Take every line from the listing below that contains "TradingView".

## begin

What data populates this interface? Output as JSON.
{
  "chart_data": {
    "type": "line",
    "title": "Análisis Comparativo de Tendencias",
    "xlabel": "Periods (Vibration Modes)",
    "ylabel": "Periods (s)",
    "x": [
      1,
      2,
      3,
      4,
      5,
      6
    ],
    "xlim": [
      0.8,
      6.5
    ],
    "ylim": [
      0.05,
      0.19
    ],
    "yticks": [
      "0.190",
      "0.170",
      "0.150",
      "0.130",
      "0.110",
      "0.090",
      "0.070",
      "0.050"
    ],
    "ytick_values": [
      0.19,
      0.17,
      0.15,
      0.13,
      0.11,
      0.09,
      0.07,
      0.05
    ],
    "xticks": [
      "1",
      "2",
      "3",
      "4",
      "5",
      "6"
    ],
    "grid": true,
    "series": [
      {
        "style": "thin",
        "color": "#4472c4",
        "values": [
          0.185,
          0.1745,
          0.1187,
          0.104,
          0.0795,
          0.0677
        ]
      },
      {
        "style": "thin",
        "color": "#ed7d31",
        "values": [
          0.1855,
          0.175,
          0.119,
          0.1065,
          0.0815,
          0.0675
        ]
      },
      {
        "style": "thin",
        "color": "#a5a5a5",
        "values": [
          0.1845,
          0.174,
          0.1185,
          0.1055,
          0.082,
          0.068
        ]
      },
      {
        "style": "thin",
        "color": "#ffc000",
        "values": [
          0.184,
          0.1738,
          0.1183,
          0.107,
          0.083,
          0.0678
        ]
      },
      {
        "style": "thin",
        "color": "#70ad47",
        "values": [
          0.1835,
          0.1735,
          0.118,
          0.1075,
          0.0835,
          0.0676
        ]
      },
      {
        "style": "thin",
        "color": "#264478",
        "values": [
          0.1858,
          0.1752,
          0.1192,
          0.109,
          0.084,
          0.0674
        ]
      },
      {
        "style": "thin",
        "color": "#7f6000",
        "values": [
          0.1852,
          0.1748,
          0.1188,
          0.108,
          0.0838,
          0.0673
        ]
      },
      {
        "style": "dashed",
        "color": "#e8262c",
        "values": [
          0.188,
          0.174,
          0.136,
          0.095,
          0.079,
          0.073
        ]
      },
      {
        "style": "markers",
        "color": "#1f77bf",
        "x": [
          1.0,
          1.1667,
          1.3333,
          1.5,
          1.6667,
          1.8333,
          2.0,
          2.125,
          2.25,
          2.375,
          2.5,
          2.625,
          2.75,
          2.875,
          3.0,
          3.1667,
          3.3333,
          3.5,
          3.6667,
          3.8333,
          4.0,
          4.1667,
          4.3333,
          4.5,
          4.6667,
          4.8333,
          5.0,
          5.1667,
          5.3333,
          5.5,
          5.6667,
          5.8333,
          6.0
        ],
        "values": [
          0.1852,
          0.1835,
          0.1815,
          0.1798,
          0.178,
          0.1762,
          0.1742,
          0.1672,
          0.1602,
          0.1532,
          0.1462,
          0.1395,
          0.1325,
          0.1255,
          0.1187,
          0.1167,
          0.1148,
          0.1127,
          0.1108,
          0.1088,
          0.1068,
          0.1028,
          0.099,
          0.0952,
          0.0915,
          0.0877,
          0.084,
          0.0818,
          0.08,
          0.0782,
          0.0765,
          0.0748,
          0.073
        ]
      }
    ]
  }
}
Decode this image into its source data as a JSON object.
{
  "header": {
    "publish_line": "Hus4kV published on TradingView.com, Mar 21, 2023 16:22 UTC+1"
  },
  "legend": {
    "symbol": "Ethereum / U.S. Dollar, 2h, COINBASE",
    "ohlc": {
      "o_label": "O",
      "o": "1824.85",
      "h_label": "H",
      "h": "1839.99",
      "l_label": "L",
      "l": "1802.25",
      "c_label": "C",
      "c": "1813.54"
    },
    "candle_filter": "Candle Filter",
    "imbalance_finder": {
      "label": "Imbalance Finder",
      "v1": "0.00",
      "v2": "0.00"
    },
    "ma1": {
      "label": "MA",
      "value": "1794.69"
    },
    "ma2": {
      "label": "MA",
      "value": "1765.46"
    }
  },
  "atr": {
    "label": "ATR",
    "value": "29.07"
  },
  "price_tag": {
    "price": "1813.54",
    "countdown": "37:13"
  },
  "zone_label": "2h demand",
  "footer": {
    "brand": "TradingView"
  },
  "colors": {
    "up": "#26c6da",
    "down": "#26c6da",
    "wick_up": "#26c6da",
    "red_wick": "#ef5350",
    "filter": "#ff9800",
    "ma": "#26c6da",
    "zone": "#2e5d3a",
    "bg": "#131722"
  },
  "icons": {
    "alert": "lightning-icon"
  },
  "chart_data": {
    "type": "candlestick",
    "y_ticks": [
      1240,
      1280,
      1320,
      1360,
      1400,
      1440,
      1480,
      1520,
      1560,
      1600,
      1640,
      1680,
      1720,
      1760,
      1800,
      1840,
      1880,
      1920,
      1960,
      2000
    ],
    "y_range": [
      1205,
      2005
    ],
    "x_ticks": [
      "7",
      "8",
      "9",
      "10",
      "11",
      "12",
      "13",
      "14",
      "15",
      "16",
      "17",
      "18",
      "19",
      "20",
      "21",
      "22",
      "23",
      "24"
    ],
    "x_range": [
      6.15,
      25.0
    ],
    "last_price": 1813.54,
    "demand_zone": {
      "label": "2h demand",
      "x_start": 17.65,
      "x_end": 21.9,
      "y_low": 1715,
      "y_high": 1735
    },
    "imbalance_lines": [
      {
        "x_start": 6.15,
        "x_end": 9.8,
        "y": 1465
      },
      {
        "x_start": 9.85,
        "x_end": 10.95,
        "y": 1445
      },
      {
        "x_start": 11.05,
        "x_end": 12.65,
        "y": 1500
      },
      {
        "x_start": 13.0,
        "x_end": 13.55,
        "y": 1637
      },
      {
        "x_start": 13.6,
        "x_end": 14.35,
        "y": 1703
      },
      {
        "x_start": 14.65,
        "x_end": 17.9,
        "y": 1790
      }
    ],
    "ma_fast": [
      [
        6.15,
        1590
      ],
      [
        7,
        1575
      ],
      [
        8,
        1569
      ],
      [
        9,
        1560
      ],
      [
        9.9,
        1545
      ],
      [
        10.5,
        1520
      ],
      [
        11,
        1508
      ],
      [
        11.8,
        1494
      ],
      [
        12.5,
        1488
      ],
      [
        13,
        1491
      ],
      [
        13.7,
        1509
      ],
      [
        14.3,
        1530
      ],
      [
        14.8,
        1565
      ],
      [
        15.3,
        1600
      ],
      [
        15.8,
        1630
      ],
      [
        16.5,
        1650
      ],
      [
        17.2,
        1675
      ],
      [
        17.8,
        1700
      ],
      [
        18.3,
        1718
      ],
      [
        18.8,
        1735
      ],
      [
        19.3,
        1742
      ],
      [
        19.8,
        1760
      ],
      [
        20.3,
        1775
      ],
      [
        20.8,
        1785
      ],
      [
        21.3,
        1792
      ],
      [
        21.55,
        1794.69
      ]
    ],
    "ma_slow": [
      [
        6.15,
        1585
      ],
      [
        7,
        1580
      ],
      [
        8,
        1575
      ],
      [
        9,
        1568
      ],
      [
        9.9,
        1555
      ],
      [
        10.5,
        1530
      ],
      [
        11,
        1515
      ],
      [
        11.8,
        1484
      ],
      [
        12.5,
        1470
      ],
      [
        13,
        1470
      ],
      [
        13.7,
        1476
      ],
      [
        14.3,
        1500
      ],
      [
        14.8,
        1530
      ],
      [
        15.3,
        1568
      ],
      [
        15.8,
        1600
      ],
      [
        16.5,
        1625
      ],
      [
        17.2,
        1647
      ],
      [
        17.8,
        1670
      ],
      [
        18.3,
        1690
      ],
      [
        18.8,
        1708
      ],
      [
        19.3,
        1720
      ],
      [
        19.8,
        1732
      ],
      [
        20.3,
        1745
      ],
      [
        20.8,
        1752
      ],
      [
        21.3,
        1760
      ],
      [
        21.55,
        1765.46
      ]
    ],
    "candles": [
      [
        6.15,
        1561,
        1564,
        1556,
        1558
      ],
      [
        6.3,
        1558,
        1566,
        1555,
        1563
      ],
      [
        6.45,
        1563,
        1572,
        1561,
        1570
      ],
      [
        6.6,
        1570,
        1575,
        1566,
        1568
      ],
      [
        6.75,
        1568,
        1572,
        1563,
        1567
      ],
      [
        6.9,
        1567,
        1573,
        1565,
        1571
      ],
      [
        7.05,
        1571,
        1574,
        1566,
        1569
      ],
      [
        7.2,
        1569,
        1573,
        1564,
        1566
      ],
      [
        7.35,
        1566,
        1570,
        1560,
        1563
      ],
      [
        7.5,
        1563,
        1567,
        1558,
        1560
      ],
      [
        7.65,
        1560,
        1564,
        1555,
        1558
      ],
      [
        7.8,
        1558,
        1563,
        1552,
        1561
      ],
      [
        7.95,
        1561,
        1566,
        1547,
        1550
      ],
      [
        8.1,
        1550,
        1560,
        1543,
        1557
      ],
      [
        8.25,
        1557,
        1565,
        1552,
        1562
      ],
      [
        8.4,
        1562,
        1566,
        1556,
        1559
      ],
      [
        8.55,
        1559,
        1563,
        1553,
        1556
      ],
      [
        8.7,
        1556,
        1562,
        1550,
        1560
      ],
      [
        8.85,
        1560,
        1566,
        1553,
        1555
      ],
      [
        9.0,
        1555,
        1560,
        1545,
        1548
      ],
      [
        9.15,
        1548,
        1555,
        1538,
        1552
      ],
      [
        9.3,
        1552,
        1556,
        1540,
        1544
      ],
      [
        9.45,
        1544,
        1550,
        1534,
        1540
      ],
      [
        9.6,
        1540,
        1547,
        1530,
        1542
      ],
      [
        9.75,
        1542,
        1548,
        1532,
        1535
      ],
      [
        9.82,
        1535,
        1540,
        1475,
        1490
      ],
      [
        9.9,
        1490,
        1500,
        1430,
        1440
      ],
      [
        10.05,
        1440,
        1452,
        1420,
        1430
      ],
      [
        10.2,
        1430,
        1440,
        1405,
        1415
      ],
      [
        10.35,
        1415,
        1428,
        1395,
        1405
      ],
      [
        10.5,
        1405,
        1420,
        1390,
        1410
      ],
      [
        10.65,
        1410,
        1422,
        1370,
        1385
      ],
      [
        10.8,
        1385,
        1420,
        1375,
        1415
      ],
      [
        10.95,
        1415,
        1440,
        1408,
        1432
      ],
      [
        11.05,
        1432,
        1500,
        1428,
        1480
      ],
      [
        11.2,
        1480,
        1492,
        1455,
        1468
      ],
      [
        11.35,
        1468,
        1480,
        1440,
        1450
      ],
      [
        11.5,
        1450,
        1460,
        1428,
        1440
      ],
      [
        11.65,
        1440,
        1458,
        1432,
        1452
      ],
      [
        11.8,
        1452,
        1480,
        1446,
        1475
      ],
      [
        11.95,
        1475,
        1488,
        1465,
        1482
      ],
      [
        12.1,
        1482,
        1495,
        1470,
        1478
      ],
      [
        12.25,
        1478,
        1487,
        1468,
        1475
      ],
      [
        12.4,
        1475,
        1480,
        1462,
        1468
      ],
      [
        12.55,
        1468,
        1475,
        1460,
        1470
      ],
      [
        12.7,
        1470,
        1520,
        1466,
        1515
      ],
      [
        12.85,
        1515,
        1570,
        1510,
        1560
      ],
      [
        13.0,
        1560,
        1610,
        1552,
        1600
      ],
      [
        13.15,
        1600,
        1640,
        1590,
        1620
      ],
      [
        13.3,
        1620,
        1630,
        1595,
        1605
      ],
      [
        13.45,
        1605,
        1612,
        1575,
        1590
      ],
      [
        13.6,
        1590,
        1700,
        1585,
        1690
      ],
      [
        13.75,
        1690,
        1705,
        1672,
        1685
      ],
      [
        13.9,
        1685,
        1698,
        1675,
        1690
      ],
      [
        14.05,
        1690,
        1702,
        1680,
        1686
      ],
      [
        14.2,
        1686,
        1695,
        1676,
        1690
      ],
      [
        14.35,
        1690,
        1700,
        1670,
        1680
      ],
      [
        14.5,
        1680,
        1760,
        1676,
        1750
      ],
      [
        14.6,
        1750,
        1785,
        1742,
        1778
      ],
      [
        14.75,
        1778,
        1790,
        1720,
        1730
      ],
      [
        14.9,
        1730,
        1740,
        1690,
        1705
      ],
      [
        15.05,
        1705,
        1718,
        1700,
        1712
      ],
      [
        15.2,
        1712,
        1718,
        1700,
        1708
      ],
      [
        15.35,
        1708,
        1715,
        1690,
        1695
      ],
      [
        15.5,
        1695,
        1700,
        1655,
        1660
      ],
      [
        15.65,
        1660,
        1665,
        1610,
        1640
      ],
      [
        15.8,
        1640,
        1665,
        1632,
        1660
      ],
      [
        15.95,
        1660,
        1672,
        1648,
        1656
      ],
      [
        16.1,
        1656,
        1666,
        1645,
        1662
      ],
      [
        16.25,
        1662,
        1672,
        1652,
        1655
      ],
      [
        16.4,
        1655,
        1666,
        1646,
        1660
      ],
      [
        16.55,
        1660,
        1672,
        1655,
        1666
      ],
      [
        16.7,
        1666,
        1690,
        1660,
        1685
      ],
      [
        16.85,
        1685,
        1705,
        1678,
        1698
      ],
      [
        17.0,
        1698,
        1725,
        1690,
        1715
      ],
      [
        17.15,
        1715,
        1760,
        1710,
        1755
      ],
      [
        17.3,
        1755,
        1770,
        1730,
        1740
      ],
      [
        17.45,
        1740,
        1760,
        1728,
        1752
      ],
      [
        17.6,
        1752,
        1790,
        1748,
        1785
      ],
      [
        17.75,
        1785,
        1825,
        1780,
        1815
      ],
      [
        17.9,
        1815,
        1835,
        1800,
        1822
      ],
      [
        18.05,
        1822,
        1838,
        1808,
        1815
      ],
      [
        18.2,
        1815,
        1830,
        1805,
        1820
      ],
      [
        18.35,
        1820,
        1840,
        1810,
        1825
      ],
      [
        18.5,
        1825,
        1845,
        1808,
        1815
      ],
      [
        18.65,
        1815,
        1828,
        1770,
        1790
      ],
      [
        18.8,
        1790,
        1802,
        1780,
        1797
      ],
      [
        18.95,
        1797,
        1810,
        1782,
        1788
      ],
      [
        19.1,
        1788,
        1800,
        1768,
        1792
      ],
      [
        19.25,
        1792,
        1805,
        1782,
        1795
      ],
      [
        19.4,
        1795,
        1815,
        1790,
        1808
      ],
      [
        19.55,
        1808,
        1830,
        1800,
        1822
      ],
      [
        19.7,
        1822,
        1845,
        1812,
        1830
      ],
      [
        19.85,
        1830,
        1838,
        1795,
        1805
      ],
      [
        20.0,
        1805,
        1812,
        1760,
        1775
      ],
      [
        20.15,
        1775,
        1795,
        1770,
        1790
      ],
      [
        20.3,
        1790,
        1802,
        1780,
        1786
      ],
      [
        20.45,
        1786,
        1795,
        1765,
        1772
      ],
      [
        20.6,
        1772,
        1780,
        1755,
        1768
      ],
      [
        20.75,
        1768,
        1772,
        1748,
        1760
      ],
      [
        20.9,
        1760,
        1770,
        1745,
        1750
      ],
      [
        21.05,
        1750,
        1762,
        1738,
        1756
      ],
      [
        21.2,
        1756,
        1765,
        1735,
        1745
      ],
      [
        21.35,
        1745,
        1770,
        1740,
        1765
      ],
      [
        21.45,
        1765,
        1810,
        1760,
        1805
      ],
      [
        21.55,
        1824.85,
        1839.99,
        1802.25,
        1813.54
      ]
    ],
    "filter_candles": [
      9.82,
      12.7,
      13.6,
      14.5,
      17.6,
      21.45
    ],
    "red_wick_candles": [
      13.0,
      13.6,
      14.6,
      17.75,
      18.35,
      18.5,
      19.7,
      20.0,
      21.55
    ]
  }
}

## end

__Response to this task__.
    "publish_line": "Hus4kV published on TradingView.com, Mar 21, 2023 16:22 UTC+1"
    "brand": "TradingView"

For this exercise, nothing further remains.